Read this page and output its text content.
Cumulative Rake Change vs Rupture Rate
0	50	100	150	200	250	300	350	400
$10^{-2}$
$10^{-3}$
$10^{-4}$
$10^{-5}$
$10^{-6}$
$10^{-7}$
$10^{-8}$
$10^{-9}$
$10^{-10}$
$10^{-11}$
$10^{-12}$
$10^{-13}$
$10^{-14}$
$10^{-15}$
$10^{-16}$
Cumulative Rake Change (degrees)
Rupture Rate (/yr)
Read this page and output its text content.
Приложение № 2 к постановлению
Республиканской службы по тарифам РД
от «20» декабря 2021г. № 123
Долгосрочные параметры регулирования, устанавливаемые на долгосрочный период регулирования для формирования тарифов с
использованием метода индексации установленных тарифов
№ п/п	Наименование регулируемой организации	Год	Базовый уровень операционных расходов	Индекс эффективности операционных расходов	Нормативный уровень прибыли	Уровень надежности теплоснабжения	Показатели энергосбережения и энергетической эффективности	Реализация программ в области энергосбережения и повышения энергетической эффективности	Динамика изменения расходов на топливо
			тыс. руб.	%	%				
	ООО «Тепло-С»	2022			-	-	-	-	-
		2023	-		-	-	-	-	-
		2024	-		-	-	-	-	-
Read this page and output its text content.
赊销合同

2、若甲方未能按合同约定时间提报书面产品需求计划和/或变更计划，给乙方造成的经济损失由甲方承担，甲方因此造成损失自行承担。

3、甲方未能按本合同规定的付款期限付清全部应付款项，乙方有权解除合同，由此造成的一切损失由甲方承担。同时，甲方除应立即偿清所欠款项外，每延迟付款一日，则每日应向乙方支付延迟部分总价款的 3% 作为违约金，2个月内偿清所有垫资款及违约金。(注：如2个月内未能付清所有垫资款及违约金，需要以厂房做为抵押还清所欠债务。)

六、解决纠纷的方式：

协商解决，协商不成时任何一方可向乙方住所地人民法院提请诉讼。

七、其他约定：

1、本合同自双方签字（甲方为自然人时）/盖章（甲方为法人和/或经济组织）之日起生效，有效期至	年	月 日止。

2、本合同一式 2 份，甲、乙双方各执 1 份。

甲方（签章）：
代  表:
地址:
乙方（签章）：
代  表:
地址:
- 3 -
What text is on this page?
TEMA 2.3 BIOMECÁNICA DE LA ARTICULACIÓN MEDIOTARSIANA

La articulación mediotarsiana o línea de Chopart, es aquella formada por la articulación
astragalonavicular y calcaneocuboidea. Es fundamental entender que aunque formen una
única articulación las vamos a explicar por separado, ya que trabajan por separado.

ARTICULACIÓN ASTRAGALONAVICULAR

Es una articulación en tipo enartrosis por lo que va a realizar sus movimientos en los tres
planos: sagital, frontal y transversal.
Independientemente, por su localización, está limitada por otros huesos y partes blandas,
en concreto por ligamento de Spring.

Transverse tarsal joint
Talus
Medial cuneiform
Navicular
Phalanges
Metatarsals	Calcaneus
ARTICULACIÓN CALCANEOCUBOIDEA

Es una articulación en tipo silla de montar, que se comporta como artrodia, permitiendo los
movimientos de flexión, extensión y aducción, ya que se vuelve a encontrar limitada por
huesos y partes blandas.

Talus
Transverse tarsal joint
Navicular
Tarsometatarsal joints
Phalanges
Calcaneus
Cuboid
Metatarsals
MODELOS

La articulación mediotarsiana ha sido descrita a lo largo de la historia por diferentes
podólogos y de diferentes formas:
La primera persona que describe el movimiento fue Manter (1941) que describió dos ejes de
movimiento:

-- GIVEN REQUEST --
Each line above that includes "Rate" should be shown.

-- RESPONSE TO THIS EXERCISE --
Cumulative Rake Change vs Rupture Rate
Rupture Rate (/yr)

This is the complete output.